Selected text -
Soil type

It is difficult to rationalise soils, as;

  • Quality is more important than quantity
  • Quality in wine involves individuality or typicity & so there is no absolute

Growers in traditional wine-producing countries maintain that the soil on which the vine is grown is vital to the character of the wine produced, but very little hard evidence has been brought to light to support this view. In fact, apart from possibly the pH of the soil, no other chemical constituent has been proved to confer any particular quality to particular wines.
Vines grow successfully on a wide range of soil types, as long as the rootstock is appropriate and the vine's minimal nutritional requirements are met. Fertile soils, however, are not very appropriate to vine growth as they encourage vigorous vegetation that can cause problems.

(Recorded data)
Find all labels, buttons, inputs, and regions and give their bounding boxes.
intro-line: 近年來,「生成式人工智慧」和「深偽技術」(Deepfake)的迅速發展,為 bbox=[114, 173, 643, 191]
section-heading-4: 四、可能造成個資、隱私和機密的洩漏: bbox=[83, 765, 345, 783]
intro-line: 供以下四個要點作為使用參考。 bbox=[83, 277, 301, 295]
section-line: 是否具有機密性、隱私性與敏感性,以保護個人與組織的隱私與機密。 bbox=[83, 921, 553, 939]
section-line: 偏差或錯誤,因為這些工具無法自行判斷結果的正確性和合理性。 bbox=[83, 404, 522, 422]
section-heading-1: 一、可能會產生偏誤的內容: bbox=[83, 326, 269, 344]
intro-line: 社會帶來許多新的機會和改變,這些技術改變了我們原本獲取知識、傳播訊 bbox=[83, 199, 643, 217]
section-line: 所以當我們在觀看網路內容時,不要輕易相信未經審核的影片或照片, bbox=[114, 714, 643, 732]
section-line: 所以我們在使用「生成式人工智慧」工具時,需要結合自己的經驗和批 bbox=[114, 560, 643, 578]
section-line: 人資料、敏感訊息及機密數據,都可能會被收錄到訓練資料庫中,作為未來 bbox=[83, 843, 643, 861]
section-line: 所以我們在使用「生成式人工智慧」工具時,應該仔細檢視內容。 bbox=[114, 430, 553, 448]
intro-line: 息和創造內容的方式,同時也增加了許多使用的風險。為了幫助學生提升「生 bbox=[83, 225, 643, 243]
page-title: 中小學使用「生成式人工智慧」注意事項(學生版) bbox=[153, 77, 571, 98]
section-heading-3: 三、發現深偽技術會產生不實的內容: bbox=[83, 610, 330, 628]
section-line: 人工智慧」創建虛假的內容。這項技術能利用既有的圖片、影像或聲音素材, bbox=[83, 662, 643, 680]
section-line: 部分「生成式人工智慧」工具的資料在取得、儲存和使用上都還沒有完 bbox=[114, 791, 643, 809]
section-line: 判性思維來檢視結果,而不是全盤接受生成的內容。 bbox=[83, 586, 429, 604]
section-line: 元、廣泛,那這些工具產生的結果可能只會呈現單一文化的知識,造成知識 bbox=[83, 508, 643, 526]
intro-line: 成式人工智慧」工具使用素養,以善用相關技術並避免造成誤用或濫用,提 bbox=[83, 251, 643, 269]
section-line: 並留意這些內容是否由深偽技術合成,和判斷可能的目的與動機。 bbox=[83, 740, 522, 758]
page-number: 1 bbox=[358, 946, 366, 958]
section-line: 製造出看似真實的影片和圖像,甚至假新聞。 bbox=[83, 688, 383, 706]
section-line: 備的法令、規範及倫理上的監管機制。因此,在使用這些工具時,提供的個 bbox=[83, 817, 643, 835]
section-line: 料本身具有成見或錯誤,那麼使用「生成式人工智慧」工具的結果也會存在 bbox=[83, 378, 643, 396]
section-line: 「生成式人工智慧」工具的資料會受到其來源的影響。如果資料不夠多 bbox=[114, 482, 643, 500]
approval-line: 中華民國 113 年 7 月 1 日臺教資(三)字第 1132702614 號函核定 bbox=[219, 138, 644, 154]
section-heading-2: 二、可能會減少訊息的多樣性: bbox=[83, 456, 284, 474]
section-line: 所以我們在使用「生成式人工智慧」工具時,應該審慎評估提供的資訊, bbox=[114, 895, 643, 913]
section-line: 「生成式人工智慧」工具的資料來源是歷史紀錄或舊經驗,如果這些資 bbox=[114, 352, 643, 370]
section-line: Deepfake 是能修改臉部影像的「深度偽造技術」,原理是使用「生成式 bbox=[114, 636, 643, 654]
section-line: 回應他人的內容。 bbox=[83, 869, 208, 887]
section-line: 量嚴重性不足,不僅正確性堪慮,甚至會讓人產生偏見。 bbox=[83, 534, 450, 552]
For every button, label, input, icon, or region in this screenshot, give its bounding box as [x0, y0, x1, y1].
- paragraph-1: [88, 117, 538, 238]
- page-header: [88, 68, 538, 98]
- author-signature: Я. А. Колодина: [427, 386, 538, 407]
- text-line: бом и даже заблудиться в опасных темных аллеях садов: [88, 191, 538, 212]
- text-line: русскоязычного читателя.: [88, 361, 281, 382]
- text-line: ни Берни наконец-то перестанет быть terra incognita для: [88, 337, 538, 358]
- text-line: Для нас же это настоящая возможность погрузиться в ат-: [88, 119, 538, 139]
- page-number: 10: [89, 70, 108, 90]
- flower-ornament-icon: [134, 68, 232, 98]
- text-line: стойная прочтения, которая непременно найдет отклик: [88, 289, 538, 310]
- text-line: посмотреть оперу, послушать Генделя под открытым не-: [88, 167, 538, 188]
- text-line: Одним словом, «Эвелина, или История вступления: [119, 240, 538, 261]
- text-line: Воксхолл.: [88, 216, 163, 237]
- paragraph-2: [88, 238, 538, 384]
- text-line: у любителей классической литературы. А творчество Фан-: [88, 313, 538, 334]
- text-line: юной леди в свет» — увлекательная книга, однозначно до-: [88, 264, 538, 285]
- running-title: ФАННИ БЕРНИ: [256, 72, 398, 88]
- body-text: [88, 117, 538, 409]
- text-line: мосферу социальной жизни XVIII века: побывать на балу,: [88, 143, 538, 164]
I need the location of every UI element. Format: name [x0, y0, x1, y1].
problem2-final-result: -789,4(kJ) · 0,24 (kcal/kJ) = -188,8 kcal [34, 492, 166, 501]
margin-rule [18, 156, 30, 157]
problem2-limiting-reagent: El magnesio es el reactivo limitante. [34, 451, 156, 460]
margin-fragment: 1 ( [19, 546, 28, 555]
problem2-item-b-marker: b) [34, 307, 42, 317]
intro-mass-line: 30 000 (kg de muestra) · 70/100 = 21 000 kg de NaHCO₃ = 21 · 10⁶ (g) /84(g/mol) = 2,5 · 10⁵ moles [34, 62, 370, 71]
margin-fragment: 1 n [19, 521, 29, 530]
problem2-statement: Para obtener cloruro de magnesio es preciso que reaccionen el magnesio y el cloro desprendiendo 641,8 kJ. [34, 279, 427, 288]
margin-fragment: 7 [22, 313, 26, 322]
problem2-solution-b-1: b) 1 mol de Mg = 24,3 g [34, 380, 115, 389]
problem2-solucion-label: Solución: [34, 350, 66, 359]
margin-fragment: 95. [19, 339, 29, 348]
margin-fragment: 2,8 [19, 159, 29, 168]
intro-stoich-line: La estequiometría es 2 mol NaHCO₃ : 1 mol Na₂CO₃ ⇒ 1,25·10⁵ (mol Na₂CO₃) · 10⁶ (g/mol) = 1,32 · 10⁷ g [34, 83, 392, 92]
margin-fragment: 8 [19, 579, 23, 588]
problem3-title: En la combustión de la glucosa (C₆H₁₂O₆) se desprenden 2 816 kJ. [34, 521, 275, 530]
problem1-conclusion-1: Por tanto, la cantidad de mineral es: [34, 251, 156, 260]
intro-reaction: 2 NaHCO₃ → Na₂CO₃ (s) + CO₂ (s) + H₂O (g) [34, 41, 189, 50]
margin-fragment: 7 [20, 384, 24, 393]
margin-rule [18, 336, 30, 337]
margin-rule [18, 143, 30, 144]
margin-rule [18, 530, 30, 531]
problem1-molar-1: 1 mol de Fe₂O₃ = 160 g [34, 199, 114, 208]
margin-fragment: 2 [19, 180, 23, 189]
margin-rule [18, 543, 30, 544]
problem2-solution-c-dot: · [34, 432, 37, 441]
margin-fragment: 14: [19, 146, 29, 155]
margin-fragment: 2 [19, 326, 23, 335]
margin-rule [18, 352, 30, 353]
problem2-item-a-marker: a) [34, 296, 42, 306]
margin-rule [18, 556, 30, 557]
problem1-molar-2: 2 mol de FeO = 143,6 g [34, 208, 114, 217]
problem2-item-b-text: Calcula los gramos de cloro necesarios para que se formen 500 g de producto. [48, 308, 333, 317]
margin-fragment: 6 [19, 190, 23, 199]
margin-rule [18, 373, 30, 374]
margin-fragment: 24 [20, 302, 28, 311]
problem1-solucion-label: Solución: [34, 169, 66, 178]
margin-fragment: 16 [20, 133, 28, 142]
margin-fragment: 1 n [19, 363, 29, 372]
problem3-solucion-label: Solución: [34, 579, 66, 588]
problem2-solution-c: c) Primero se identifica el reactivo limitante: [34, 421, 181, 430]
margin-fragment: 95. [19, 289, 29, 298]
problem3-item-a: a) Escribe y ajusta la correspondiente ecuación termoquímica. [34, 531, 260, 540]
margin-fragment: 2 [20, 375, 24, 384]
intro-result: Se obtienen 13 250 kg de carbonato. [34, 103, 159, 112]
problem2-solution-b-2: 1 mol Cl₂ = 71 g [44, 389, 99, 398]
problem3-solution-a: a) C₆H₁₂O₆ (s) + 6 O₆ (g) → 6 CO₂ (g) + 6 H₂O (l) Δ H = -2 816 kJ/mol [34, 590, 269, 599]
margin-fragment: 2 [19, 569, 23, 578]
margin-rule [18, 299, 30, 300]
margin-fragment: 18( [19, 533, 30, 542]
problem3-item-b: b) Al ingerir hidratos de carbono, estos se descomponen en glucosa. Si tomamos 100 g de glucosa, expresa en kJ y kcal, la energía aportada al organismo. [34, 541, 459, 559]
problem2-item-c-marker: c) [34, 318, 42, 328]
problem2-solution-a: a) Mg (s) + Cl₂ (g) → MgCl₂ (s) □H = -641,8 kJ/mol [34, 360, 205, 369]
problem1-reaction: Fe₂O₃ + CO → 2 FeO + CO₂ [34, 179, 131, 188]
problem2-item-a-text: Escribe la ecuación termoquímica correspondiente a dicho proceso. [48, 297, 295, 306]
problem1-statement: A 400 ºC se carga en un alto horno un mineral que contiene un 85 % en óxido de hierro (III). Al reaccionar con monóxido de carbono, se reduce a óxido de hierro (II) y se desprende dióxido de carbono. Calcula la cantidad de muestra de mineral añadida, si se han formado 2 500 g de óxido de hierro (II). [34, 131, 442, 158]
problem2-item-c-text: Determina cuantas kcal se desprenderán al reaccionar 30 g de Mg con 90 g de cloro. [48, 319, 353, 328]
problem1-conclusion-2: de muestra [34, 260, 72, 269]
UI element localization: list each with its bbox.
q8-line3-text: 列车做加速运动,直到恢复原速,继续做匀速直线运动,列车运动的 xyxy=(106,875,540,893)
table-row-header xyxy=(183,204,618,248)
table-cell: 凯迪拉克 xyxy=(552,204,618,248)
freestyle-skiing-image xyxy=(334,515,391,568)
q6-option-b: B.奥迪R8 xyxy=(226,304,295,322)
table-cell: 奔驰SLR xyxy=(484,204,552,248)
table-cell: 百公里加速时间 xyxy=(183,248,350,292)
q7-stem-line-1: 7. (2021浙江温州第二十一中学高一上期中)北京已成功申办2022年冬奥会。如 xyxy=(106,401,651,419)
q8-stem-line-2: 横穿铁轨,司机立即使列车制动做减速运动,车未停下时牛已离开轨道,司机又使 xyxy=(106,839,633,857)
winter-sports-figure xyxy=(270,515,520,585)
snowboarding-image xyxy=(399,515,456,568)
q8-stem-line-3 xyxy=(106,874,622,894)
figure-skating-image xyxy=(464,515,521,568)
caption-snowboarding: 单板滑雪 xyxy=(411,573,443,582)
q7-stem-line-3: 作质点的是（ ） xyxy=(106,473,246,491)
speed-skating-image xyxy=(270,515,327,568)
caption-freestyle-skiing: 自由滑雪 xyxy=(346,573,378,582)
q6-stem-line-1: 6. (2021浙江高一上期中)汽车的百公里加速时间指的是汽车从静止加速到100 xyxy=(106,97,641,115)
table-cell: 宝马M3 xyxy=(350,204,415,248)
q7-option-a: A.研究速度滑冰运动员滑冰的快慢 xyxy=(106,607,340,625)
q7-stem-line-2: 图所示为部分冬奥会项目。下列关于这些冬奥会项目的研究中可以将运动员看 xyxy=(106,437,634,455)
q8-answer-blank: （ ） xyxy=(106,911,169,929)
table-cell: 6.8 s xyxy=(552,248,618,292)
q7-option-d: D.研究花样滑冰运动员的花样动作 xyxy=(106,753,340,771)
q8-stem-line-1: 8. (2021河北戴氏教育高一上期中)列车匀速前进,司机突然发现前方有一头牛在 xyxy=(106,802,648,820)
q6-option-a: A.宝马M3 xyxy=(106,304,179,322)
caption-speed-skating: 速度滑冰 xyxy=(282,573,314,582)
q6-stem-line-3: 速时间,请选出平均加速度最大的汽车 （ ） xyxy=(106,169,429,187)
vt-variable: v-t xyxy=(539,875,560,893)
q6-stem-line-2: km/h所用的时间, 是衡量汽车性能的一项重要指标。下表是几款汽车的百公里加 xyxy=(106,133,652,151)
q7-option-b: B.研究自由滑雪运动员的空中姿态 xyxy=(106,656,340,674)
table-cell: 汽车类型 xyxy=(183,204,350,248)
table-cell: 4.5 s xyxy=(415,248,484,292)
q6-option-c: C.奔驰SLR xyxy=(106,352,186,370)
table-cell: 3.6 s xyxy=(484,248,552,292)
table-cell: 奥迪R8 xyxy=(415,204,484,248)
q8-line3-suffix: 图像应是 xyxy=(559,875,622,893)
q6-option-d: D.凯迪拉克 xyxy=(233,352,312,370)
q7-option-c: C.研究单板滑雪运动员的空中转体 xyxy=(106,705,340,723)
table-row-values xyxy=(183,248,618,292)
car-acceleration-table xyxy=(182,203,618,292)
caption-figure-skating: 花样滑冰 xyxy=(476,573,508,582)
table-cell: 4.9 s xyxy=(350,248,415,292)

Problems and tasks -
A - Can you output the lines of the records as a JSON list of strings, one string per line and blank lines omitted, starting with the first line of the records and going on through the line containing "352, 643, 370]", both ends included?
B - How would you write what comes next in the text on soil types for vines, picking up after its last sentence?
The soil text and the records have no connection to each other.

The responses -
A -
[
  "Find all labels, buttons, inputs, and regions and give their bounding boxes.",
  "intro-line: 近年來,「生成式人工智慧」和「深偽技術」(Deepfake)的迅速發展,為 bbox=[114, 173, 643, 191]",
  "section-heading-4: 四、可能造成個資、隱私和機密的洩漏: bbox=[83, 765, 345, 783]",
  "intro-line: 供以下四個要點作為使用參考。 bbox=[83, 277, 301, 295]",
  "section-line: 是否具有機密性、隱私性與敏感性,以保護個人與組織的隱私與機密。 bbox=[83, 921, 553, 939]",
  "section-line: 偏差或錯誤,因為這些工具無法自行判斷結果的正確性和合理性。 bbox=[83, 404, 522, 422]",
  "section-heading-1: 一、可能會產生偏誤的內容: bbox=[83, 326, 269, 344]",
  "intro-line: 社會帶來許多新的機會和改變,這些技術改變了我們原本獲取知識、傳播訊 bbox=[83, 199, 643, 217]",
  "section-line: 所以當我們在觀看網路內容時,不要輕易相信未經審核的影片或照片, bbox=[114, 714, 643, 732]",
  "section-line: 所以我們在使用「生成式人工智慧」工具時,需要結合自己的經驗和批 bbox=[114, 560, 643, 578]",
  "section-line: 人資料、敏感訊息及機密數據,都可能會被收錄到訓練資料庫中,作為未來 bbox=[83, 843, 643, 861]",
  "section-line: 所以我們在使用「生成式人工智慧」工具時,應該仔細檢視內容。 bbox=[114, 430, 553, 448]",
  "intro-line: 息和創造內容的方式,同時也增加了許多使用的風險。為了幫助學生提升「生 bbox=[83, 225, 643, 243]",
  "page-title: 中小學使用「生成式人工智慧」注意事項(學生版) bbox=[153, 77, 571, 98]",
  "section-heading-3: 三、發現深偽技術會產生不實的內容: bbox=[83, 610, 330, 628]",
  "section-line: 人工智慧」創建虛假的內容。這項技術能利用既有的圖片、影像或聲音素材, bbox=[83, 662, 643, 680]",
  "section-line: 部分「生成式人工智慧」工具的資料在取得、儲存和使用上都還沒有完 bbox=[114, 791, 643, 809]",
  "section-line: 判性思維來檢視結果,而不是全盤接受生成的內容。 bbox=[83, 586, 429, 604]",
  "section-line: 元、廣泛,那這些工具產生的結果可能只會呈現單一文化的知識,造成知識 bbox=[83, 508, 643, 526]",
  "intro-line: 成式人工智慧」工具使用素養,以善用相關技術並避免造成誤用或濫用,提 bbox=[83, 251, 643, 269]",
  "section-line: 並留意這些內容是否由深偽技術合成,和判斷可能的目的與動機。 bbox=[83, 740, 522, 758]",
  "page-number: 1 bbox=[358, 946, 366, 958]",
  "section-line: 製造出看似真實的影片和圖像,甚至假新聞。 bbox=[83, 688, 383, 706]",
  "section-line: 備的法令、規範及倫理上的監管機制。因此,在使用這些工具時,提供的個 bbox=[83, 817, 643, 835]",
  "section-line: 料本身具有成見或錯誤,那麼使用「生成式人工智慧」工具的結果也會存在 bbox=[83, 378, 643, 396]",
  "section-line: 「生成式人工智慧」工具的資料會受到其來源的影響。如果資料不夠多 bbox=[114, 482, 643, 500]",
  "approval-line: 中華民國 113 年 7 月 1 日臺教資(三)字第 1132702614 號函核定 bbox=[219, 138, 644, 154]",
  "section-heading-2: 二、可能會減少訊息的多樣性: bbox=[83, 456, 284, 474]",
  "section-line: 所以我們在使用「生成式人工智慧」工具時,應該審慎評估提供的資訊, bbox=[114, 895, 643, 913]",
  "section-line: 「生成式人工智慧」工具的資料來源是歷史紀錄或舊經驗,如果這些資 bbox=[114, 352, 643, 370]"
]

B -
Much more important than its chemical composition is the soil's structure and texture. These affect its water retention and drainage properties. Vines do not grow well on poorly drained soils as these are cooler and take longer to heat up in spring and restrict root growth leading to a reduced resistance to drought and an increased risk of mineral deficiency. Poor drainage will also reduce the bearing capacity of a soil, causing problems when passing machinery through.

To assess poor drainage, look for:

  • Water lying in pools on the surface for several days after heavy rain
  • Rushes, sedges, horsetails, tussock grass and meadowsweet
  • Pale green or yellow and unthrifty young plants
  • Blue or yellow clay subsoils or panning.

There is also common agreement that vines grow best on poor soils, as:

  • These restrict canopy growth (canopy management?)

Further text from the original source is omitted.